# start of Given information

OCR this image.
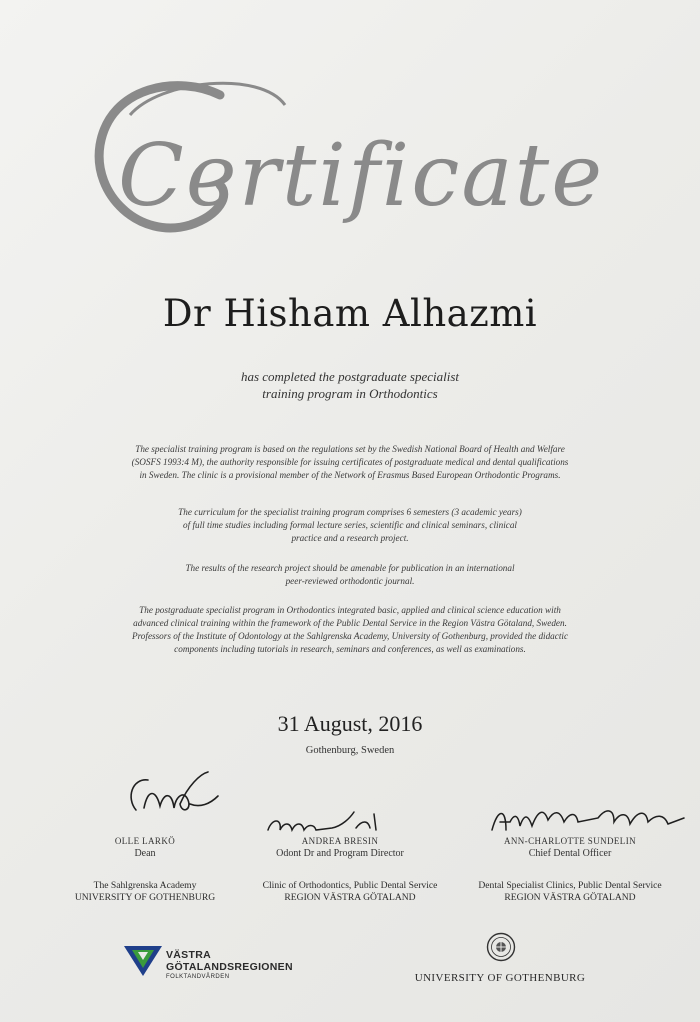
Certificate
Dr Hisham Alhazmi
has completed the postgraduate specialist
training program in Orthodontics
The specialist training program is based on the regulations set by the Swedish National Board of Health and Welfare
(SOSFS 1993:4 M), the authority responsible for issuing certificates of postgraduate medical and dental qualifications
in Sweden. The clinic is a provisional member of the Network of Erasmus Based European Orthodontic Programs.
The curriculum for the specialist training program comprises 6 semesters (3 academic years)
of full time studies including formal lecture series, scientific and clinical seminars, clinical
practice and a research project.
The results of the research project should be amenable for publication in an international
peer-reviewed orthodontic journal.
The postgraduate specialist program in Orthodontics integrated basic, applied and clinical science education with
advanced clinical training within the framework of the Public Dental Service in the Region Västra Götaland, Sweden.
Professors of the Institute of Odontology at the Sahlgrenska Academy, University of Gothenburg, provided the didactic
components including tutorials in research, seminars and conferences, as well as examinations.
31 August, 2016
Gothenburg, Sweden
OLLE LARKÖ
Dean
ANDREA BRESIN
Odont Dr and Program Director
ANN-CHARLOTTE SUNDELIN
Chief Dental Officer
The Sahlgrenska Academy
UNIVERSITY OF GOTHENBURG
Clinic of Orthodontics, Public Dental Service
REGION VÄSTRA GÖTALAND
Dental Specialist Clinics, Public Dental Service
REGION VÄSTRA GÖTALAND
VÄSTRA
GÖTALANDSREGIONEN
FOLKTANDVÅRDEN	UNIVERSITY OF GOTHENBURG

# end of Given information

= Stated problem =
Exactly as written, return every line of the listing, but not the pictures.

= Exercise output =
OCR this image.
Certificate
Dr Hisham Alhazmi
has completed the postgraduate specialist
training program in Orthodontics
The specialist training program is based on the regulations set by the Swedish National Board of Health and Welfare
(SOSFS 1993:4 M), the authority responsible for issuing certificates of postgraduate medical and dental qualifications
in Sweden. The clinic is a provisional member of the Network of Erasmus Based European Orthodontic Programs.
The curriculum for the specialist training program comprises 6 semesters (3 academic years)
of full time studies including formal lecture series, scientific and clinical seminars, clinical
practice and a research project.
The results of the research project should be amenable for publication in an international
peer-reviewed orthodontic journal.
The postgraduate specialist program in Orthodontics integrated basic, applied and clinical science education with
advanced clinical training within the framework of the Public Dental Service in the Region Västra Götaland, Sweden.
Professors of the Institute of Odontology at the Sahlgrenska Academy, University of Gothenburg, provided the didactic
components including tutorials in research, seminars and conferences, as well as examinations.
31 August, 2016
Gothenburg, Sweden
OLLE LARKÖ
Dean
ANDREA BRESIN
Odont Dr and Program Director
ANN-CHARLOTTE SUNDELIN
Chief Dental Officer
The Sahlgrenska Academy
UNIVERSITY OF GOTHENBURG
Clinic of Orthodontics, Public Dental Service
REGION VÄSTRA GÖTALAND
Dental Specialist Clinics, Public Dental Service
REGION VÄSTRA GÖTALAND
VÄSTRA
GÖTALANDSREGIONEN
FOLKTANDVÅRDEN	UNIVERSITY OF GOTHENBURG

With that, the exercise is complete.